[Excerpt from a dataset]
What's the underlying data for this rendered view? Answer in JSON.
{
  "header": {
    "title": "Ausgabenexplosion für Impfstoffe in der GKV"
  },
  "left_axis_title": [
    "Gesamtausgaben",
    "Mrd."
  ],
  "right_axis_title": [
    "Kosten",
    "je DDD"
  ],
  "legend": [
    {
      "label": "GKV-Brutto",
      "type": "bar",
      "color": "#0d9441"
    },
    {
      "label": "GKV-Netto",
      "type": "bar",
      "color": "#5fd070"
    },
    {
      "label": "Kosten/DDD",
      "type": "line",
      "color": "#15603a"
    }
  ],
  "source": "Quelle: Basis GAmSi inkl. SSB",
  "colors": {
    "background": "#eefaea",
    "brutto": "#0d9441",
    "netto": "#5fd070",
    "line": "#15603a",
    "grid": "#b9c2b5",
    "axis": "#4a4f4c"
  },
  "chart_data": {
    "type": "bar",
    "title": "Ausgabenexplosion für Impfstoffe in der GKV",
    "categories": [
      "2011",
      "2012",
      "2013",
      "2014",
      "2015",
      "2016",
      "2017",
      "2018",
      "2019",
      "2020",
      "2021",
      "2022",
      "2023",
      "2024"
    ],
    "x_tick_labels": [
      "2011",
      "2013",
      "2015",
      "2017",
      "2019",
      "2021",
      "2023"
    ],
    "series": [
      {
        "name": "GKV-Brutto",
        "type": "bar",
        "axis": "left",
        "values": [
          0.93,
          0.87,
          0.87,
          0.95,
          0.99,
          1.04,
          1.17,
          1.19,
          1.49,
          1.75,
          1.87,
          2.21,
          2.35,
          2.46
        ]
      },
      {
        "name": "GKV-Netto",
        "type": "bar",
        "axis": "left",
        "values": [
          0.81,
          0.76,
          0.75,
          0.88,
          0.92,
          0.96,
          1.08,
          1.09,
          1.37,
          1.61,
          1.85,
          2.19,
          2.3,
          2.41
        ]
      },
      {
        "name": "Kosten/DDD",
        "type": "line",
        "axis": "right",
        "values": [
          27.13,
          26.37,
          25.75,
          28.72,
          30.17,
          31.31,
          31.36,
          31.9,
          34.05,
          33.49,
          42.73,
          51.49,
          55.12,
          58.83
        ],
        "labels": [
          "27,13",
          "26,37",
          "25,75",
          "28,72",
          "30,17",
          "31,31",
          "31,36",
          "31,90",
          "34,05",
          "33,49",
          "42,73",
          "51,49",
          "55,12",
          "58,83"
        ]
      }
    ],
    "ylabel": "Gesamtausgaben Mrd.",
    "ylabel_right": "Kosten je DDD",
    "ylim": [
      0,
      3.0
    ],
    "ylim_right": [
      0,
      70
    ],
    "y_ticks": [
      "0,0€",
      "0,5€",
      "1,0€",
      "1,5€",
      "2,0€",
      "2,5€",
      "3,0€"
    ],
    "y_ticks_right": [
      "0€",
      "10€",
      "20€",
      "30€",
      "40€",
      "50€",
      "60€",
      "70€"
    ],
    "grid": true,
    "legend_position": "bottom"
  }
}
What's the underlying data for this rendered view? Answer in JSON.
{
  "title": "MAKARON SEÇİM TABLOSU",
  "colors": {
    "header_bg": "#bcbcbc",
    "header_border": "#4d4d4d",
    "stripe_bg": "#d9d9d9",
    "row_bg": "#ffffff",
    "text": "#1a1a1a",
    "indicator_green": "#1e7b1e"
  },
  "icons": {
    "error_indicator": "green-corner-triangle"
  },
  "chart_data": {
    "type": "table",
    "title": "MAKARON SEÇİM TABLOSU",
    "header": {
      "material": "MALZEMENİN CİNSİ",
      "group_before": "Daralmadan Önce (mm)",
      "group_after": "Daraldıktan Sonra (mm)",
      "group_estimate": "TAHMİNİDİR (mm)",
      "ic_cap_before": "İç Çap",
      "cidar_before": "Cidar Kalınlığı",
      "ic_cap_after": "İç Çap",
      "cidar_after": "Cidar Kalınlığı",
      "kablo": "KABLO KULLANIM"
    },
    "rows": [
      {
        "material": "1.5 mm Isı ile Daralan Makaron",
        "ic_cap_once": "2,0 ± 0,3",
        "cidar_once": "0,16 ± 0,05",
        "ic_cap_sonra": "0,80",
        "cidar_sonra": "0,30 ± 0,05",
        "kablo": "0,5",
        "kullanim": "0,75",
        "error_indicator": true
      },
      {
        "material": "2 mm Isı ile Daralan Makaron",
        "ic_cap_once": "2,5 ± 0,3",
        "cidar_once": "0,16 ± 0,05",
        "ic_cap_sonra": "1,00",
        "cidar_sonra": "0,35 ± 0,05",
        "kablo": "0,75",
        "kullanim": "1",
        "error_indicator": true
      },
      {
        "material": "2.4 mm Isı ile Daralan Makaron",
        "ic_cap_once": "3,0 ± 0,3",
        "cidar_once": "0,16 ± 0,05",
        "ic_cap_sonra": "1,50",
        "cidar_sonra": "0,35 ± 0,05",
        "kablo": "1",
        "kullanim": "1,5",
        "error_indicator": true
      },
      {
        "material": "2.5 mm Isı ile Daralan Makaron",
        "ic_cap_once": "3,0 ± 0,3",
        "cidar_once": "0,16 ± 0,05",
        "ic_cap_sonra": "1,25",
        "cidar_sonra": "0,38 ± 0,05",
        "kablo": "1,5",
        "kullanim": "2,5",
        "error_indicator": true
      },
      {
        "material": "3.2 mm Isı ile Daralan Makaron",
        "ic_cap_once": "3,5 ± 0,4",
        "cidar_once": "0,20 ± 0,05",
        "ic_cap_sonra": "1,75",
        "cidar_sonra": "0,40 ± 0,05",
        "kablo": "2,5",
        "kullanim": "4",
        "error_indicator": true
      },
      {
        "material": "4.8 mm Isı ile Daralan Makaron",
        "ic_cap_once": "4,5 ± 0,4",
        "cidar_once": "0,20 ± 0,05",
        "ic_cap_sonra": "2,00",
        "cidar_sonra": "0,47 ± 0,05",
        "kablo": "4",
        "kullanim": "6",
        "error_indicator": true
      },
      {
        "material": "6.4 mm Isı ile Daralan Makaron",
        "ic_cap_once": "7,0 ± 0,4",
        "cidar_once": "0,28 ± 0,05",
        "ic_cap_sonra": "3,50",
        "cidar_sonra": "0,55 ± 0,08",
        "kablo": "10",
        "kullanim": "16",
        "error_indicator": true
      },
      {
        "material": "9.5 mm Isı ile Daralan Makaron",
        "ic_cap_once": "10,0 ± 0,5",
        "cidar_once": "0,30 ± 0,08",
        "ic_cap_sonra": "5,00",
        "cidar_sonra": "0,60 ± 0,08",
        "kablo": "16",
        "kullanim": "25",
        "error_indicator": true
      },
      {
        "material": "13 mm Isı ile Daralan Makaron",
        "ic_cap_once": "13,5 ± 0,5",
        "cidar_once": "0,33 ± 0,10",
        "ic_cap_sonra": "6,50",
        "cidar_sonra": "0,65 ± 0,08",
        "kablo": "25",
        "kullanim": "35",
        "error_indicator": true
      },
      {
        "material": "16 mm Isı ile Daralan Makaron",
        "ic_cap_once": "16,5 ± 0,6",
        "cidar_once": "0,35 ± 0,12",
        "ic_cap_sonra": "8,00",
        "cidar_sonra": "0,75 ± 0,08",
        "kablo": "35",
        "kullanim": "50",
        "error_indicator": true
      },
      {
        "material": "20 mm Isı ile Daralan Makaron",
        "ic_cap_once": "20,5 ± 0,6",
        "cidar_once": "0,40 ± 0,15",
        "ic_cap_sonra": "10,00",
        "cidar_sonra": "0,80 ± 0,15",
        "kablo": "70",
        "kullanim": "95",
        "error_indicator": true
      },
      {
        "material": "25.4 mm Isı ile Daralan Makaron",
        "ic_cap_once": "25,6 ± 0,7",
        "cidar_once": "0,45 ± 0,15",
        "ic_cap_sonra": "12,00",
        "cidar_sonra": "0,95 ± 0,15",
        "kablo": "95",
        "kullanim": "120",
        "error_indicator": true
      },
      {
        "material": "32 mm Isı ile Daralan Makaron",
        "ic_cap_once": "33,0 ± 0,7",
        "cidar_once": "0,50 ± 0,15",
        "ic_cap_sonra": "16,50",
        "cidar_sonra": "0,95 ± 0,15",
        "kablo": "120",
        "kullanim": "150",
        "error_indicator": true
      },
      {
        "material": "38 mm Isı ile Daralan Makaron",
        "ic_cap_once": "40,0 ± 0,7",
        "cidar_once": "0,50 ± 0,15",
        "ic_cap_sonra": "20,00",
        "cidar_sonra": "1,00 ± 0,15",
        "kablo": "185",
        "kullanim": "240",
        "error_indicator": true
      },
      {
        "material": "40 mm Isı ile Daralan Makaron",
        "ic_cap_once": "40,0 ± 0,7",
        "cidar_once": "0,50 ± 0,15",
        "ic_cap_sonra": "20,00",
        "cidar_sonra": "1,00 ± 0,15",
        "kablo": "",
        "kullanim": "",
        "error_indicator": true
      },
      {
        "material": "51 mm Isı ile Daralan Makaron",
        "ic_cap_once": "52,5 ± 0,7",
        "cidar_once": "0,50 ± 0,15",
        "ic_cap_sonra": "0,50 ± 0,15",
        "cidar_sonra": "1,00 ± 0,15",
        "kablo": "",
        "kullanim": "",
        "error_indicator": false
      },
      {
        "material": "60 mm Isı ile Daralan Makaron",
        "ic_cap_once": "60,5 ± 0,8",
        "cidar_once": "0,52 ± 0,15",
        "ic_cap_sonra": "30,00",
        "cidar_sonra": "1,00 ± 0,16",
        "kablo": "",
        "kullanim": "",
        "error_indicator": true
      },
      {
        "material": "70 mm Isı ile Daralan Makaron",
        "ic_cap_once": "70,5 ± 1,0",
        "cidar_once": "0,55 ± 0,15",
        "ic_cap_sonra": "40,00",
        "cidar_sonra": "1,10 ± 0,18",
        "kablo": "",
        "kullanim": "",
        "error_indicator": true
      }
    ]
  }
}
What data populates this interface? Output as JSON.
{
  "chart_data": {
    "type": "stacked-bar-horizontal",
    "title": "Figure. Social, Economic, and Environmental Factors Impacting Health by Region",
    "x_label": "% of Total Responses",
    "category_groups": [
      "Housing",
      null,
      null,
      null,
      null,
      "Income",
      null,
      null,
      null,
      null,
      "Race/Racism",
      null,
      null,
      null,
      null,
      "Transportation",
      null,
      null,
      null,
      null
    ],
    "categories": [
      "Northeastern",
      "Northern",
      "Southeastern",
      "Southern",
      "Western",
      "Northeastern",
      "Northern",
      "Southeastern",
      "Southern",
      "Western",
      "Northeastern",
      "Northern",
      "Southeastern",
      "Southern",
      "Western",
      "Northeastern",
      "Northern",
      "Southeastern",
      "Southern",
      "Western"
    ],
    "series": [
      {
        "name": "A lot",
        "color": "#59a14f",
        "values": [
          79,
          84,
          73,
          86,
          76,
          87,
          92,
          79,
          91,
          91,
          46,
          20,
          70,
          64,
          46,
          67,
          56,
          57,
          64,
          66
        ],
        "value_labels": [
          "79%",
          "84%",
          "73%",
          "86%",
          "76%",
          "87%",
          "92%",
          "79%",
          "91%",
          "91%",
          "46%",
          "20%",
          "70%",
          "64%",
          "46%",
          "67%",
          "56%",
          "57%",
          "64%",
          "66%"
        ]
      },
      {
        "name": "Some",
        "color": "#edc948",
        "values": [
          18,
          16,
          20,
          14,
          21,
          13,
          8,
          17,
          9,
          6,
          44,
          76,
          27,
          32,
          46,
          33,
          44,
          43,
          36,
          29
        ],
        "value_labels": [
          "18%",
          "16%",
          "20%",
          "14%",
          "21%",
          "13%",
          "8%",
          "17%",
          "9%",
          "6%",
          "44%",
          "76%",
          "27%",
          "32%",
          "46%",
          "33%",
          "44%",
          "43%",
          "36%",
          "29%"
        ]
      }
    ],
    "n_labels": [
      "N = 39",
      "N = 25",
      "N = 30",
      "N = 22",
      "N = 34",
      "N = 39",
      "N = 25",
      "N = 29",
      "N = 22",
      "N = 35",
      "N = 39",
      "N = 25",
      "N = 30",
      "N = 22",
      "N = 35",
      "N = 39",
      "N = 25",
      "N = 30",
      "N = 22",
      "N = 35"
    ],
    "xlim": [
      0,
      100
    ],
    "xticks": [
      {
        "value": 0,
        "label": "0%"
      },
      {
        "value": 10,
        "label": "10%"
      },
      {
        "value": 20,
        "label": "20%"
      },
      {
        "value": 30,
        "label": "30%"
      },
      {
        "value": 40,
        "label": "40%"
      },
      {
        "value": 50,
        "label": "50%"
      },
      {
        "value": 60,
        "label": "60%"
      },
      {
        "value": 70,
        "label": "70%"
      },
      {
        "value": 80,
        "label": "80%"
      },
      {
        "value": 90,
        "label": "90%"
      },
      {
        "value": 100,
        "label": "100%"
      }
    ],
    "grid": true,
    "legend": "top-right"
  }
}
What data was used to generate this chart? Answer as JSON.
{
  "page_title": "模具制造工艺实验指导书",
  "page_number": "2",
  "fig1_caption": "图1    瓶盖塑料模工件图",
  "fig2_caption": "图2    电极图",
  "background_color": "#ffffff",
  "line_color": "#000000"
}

> _Task goal_
Show each line in the entries that holds the string "SEÇİM".

> _Solution_
  "title": "MAKARON SEÇİM TABLOSU",
    "title": "MAKARON SEÇİM TABLOSU",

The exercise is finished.